**Work required:** Select each line where the word "Victims" appears.

+++ Information given +++

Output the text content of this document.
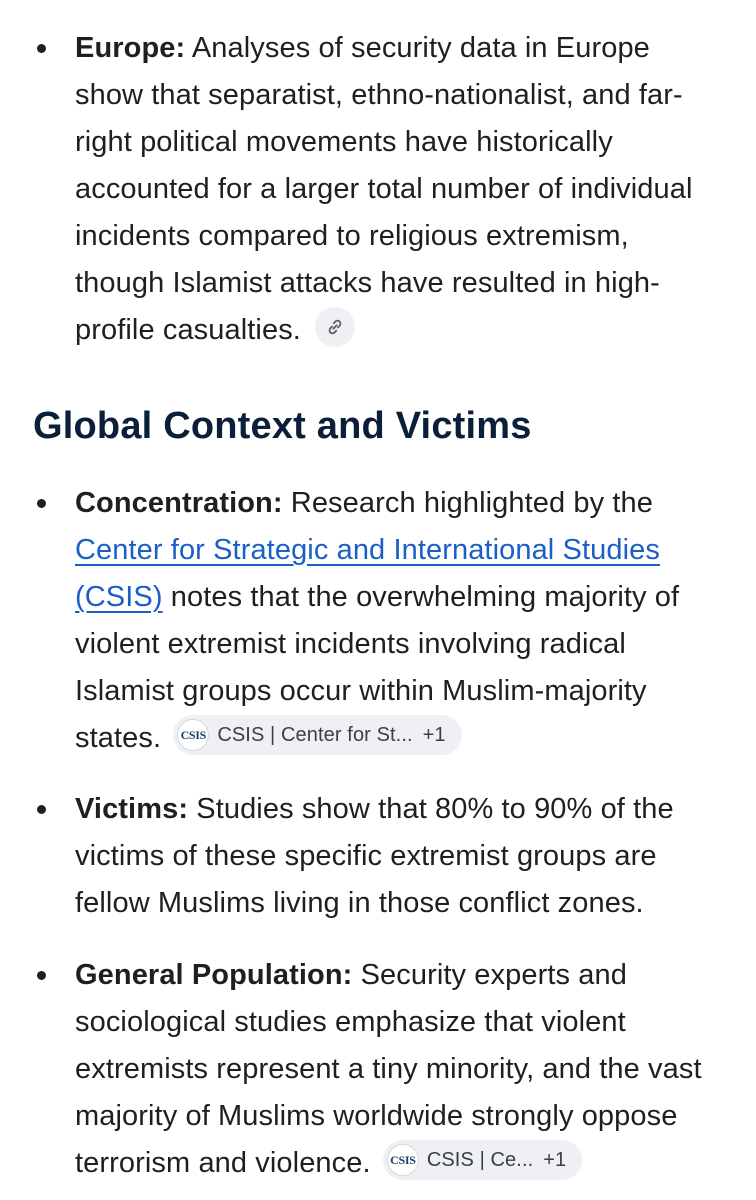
Europe: Analyses of security data in Europe show that separatist, ethno-nationalist, and far-right political movements have historically accounted for a larger total number of individual incidents compared to religious extremism, though Islamist attacks have resulted in high-profile casualties.
Global Context and Victims
Concentration: Research highlighted by the Center for Strategic and International Studies (CSIS) notes that the overwhelming majority of violent extremist incidents involving radical Islamist groups occur within Muslim-majority states. CSIS CSIS | Center for St... +1
Victims: Studies show that 80% to 90% of the victims of these specific extremist groups are fellow Muslims living in those conflict zones.
General Population: Security experts and sociological studies emphasize that violent extremists represent a tiny minority, and the vast majority of Muslims worldwide strongly oppose terrorism and violence. CSIS CSIS | Ce... +1
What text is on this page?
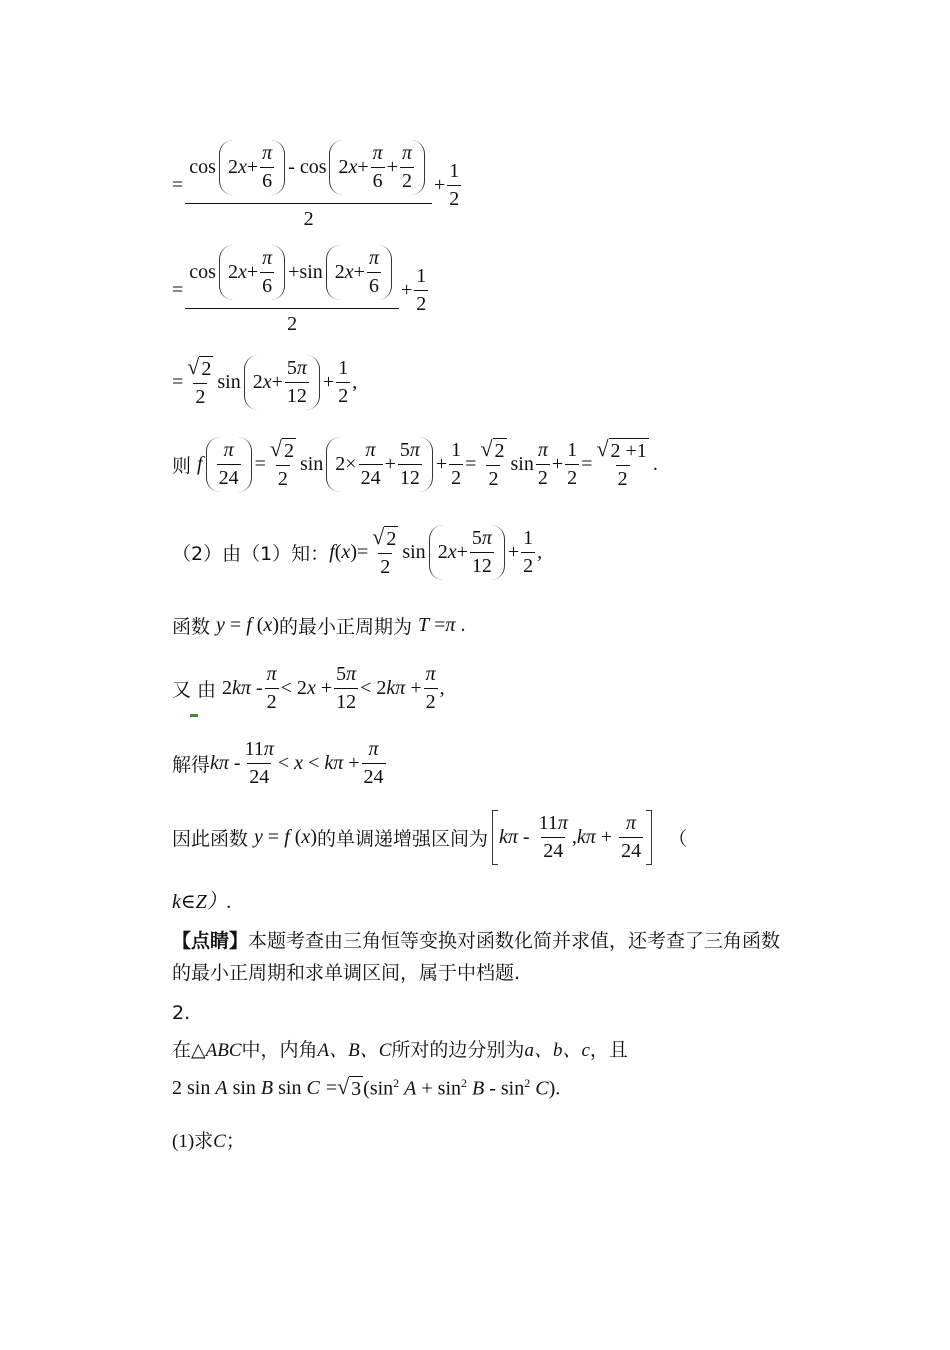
= $\frac{\cos 2 x + \frac{\pi}{6} - \cos 2 x + \frac{\pi}{6} + \frac{\pi}{2}}{2} + \frac{1}{2}$
= $\frac{\cos 2 x + \frac{\pi}{6} +\sin 2 x + \frac{\pi}{6}}{2} + \frac{1}{2}$
= $\frac{√ 2}{2}$ sin 2 $x + \frac{5\pi}{12} + \frac{1}{2}$ ,
则 f $\frac{\pi}{24} = \frac{√ 2}{2}$ $\sin 2\times \frac{\pi}{24} + \frac{5\pi}{12} + \frac{1}{2} = \frac{√ 2}{2}$ $\sin \frac{\pi}{2} + \frac{1}{2} = \frac{√ 2 +1}{2}$ .
（2）由（1）知： f $(x) = \frac{√ 2}{2}$ sin 2 $x + \frac{5\pi}{12} + \frac{1}{2}$ ,
函数 y = f ( x ) 的最小正周期为 T = π .
又 由 $2k\pi - \frac{\pi}{2} < 2x + \frac{5\pi}{12} < 2k\pi + \frac{\pi}{2}$ ,
解得 $k\pi - \frac{11\pi}{24} < x < k\pi + \frac{\pi}{24}$
因此函数 y = f ( x ) 的单调递增强区间为 kπ - $\frac{11\pi}{24}$ , $k\pi + \frac{\pi}{24}$ （
k∈Z）.
【点睛】本题考查由三角恒等变换对函数化简并求值，还考查了三角函数的最小正周期和求单调区间，属于中档题.
2.
在△ABC中，内角A、B、C所对的边分别为a、b、c，且
2 sin A sin B sin C = √ 3 ($\sin^2$ $A + \sin^2 B - \sin^2 C$).
(1)求C；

+++

**Answer below:**
Global Context and Victims
Victims: Studies show that 80% to 90% of the victims of these specific extremist groups are fellow Muslims living in those conflict zones.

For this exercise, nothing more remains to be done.